## Task data
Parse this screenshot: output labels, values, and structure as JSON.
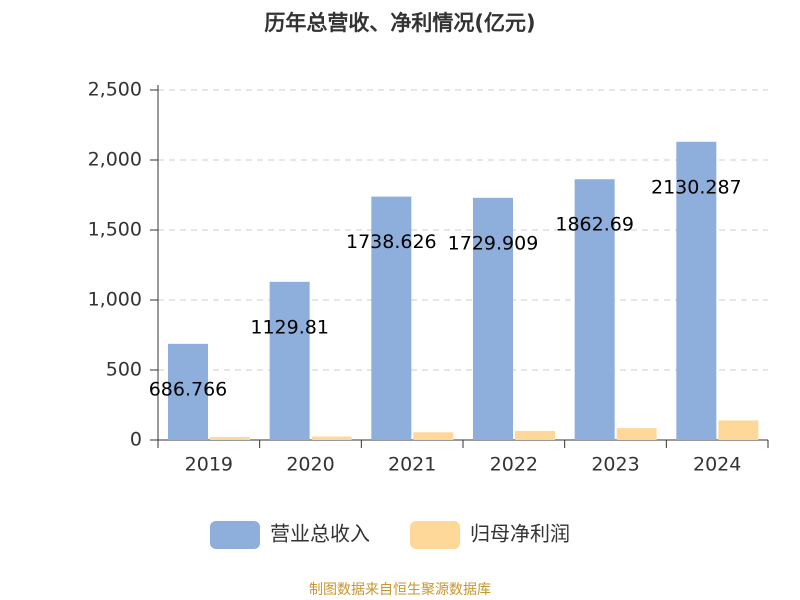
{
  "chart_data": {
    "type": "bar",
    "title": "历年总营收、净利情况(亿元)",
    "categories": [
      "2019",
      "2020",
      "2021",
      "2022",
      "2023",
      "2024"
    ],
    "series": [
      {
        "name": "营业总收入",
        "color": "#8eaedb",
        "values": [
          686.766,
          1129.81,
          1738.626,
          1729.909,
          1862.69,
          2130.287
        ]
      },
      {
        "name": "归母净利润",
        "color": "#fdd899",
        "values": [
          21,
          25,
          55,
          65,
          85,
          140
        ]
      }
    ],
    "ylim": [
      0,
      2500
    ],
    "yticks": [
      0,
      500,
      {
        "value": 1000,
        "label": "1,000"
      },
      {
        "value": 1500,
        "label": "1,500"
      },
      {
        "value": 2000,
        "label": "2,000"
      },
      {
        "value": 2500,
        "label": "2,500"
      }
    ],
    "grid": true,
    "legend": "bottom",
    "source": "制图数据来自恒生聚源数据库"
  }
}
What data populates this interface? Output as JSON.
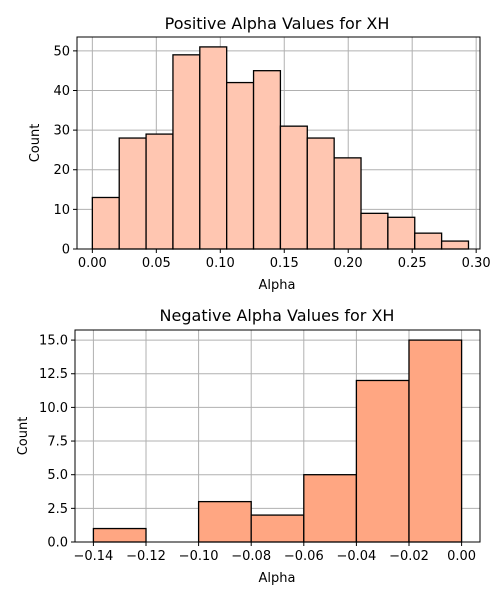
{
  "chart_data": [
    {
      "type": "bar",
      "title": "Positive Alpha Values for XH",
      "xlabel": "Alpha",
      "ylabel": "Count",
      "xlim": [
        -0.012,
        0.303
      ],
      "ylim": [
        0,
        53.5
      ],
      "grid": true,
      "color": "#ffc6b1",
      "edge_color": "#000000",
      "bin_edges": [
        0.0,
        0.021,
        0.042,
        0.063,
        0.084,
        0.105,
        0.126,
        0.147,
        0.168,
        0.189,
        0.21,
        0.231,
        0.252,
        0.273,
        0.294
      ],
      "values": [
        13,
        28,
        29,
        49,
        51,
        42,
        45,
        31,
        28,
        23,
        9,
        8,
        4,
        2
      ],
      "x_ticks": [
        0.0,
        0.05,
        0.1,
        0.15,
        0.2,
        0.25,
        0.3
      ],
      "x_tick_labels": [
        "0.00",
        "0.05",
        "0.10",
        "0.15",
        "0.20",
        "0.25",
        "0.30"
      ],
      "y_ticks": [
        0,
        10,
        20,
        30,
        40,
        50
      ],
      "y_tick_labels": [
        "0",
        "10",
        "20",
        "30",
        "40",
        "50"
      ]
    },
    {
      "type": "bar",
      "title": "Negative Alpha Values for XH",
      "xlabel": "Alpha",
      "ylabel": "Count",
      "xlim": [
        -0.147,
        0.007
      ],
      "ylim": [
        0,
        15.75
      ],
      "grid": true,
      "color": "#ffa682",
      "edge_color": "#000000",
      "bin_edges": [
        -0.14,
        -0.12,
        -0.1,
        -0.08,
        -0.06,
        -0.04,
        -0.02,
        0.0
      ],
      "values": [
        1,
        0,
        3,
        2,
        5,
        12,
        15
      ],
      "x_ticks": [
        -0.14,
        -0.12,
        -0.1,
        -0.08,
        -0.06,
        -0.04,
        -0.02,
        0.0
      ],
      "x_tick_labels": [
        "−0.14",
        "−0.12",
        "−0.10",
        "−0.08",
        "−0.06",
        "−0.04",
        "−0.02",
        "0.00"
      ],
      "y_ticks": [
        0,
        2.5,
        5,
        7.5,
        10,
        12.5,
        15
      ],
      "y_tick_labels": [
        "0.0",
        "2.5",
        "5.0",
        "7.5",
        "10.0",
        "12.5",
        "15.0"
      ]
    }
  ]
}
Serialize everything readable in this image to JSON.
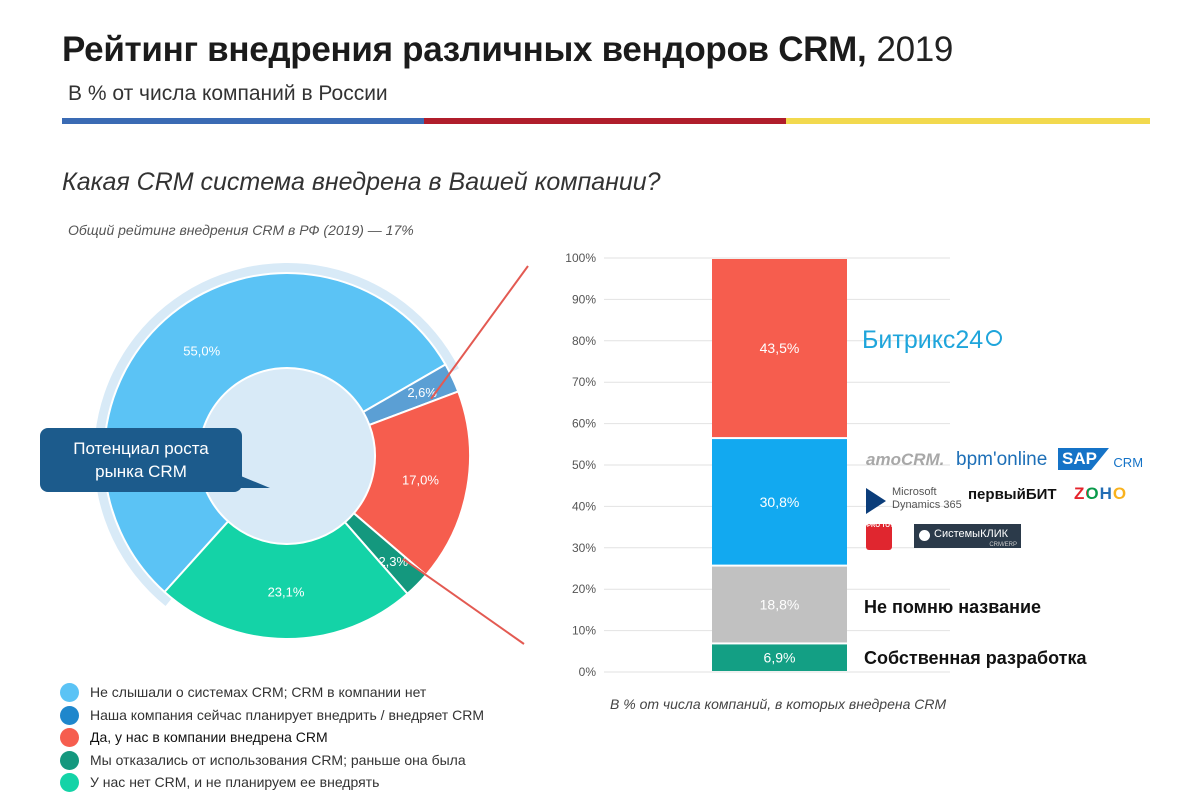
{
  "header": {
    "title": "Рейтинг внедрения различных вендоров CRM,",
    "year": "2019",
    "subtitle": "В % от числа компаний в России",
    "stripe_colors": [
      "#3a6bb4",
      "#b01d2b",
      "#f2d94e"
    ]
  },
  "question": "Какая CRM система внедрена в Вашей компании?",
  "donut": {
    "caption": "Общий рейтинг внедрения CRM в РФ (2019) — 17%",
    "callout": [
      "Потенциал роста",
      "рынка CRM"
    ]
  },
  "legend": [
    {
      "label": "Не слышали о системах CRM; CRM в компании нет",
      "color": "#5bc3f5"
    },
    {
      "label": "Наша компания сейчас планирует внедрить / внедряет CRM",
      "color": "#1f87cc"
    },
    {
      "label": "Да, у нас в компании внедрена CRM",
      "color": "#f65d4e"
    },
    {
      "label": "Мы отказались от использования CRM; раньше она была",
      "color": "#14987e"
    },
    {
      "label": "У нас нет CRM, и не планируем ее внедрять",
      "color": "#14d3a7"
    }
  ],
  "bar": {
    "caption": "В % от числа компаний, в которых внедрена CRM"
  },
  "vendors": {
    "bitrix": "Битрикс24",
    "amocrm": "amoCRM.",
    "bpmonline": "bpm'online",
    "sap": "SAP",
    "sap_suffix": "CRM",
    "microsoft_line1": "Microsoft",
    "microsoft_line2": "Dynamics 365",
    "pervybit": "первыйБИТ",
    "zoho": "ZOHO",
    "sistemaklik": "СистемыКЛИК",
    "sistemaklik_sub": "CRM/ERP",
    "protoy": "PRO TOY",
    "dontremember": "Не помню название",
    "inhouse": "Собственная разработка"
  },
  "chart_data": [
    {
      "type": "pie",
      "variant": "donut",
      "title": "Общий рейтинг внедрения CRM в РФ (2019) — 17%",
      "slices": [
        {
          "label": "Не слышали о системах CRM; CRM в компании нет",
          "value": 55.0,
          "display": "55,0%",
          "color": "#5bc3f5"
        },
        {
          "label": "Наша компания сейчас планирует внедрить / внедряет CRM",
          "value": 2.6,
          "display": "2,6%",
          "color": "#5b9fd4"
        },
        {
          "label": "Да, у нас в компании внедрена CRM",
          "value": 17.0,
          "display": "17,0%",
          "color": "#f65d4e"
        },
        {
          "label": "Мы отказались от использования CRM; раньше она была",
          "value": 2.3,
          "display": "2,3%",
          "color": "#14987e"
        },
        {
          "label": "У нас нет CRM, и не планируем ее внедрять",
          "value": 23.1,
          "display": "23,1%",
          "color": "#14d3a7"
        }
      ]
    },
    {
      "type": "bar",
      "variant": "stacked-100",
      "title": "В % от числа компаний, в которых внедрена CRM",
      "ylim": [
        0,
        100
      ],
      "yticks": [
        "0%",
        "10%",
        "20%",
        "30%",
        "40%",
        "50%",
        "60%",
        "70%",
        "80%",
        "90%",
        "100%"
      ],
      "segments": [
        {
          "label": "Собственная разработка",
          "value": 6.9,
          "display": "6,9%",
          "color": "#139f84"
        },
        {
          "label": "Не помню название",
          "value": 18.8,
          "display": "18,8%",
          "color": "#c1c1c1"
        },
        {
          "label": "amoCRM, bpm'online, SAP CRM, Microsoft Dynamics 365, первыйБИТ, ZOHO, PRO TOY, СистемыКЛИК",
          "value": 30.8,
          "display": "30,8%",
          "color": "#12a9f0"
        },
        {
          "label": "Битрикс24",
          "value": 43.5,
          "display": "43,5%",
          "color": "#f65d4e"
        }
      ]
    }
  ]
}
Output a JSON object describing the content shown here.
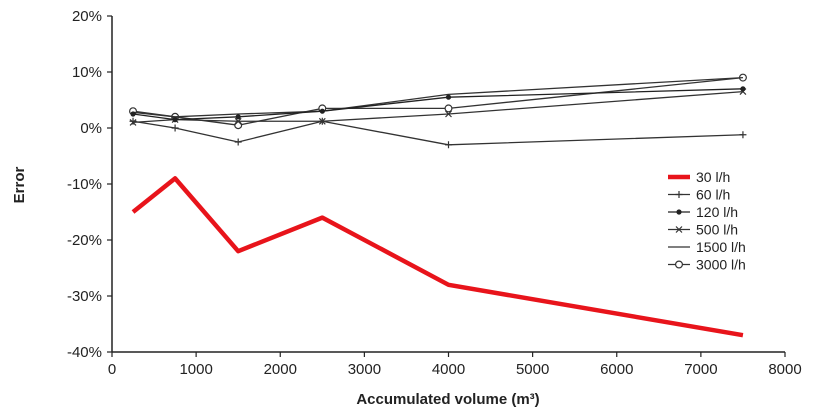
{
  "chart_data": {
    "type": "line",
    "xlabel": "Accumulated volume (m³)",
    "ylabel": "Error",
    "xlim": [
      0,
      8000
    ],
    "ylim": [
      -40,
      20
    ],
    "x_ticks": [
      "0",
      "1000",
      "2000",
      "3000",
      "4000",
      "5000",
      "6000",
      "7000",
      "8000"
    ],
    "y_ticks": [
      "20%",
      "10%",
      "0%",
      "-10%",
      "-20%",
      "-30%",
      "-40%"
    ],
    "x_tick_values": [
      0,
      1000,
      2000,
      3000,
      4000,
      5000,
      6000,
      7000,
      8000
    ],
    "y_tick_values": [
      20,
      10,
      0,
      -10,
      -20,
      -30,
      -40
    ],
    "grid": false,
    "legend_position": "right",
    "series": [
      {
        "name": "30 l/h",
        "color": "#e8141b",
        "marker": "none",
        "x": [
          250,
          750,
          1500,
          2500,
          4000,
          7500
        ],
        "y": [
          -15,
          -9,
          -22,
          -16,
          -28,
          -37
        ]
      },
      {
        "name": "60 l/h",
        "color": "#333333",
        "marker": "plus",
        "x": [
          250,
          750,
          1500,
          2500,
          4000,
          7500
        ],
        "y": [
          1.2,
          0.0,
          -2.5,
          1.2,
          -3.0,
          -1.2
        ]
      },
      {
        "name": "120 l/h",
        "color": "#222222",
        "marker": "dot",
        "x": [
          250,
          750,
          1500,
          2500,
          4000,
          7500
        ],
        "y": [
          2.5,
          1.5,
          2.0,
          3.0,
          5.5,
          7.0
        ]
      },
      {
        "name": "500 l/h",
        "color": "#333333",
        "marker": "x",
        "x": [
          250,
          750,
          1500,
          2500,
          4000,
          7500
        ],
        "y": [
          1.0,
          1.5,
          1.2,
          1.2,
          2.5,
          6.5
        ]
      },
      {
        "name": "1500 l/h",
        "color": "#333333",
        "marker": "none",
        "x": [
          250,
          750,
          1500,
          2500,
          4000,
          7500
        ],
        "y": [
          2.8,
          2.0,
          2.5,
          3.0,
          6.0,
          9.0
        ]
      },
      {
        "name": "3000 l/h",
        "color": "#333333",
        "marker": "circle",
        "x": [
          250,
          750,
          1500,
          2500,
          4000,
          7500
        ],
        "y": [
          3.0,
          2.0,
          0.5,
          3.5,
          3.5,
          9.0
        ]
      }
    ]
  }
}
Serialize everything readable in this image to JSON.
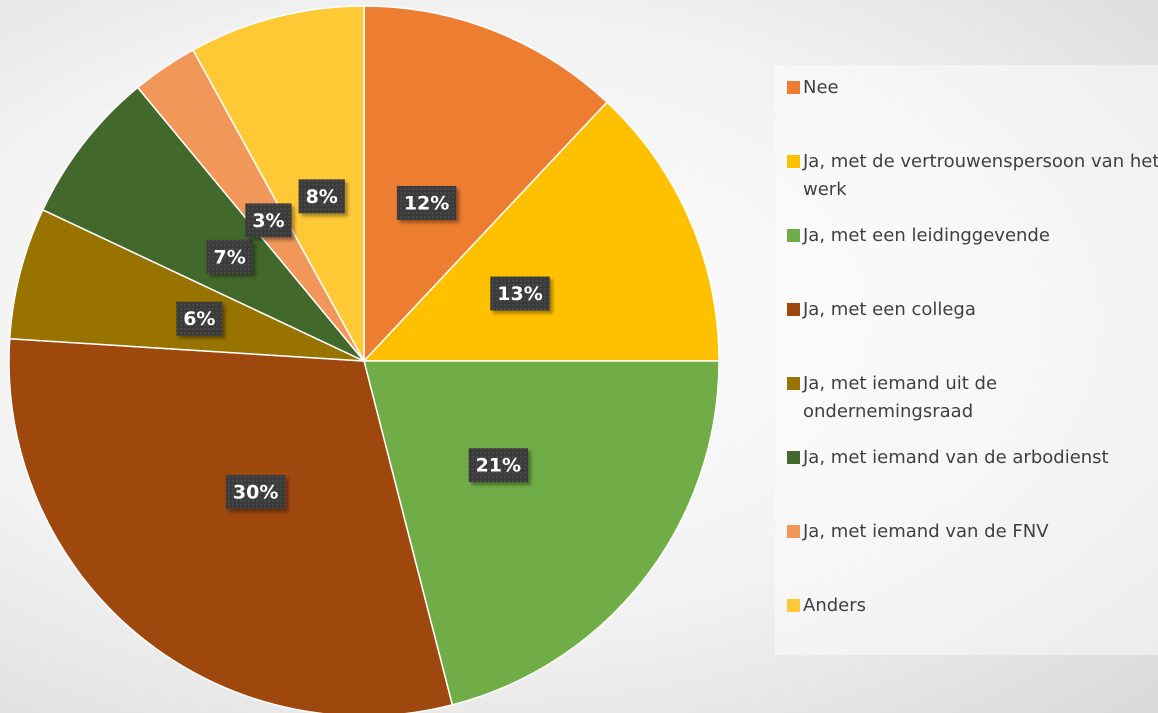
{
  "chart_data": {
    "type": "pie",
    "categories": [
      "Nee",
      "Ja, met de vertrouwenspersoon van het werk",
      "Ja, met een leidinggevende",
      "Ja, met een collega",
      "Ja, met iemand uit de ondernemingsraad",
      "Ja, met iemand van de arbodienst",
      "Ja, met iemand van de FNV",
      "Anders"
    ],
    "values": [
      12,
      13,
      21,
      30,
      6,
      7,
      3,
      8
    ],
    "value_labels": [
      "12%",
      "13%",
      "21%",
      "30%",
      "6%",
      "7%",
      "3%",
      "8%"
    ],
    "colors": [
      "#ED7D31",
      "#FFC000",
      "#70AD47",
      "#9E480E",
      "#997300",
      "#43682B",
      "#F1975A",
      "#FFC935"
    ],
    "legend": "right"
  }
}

## Stated exercise
Copy whichever lines in the listing above contain the word "внедрения".

## Output below
    "title": "Рейтинг внедрения различных вендоров CRM,",
    "caption": "Общий рейтинг внедрения CRM в РФ (2019) — 17%",
      "title": "Общий рейтинг внедрения CRM в РФ (2019) — 17%",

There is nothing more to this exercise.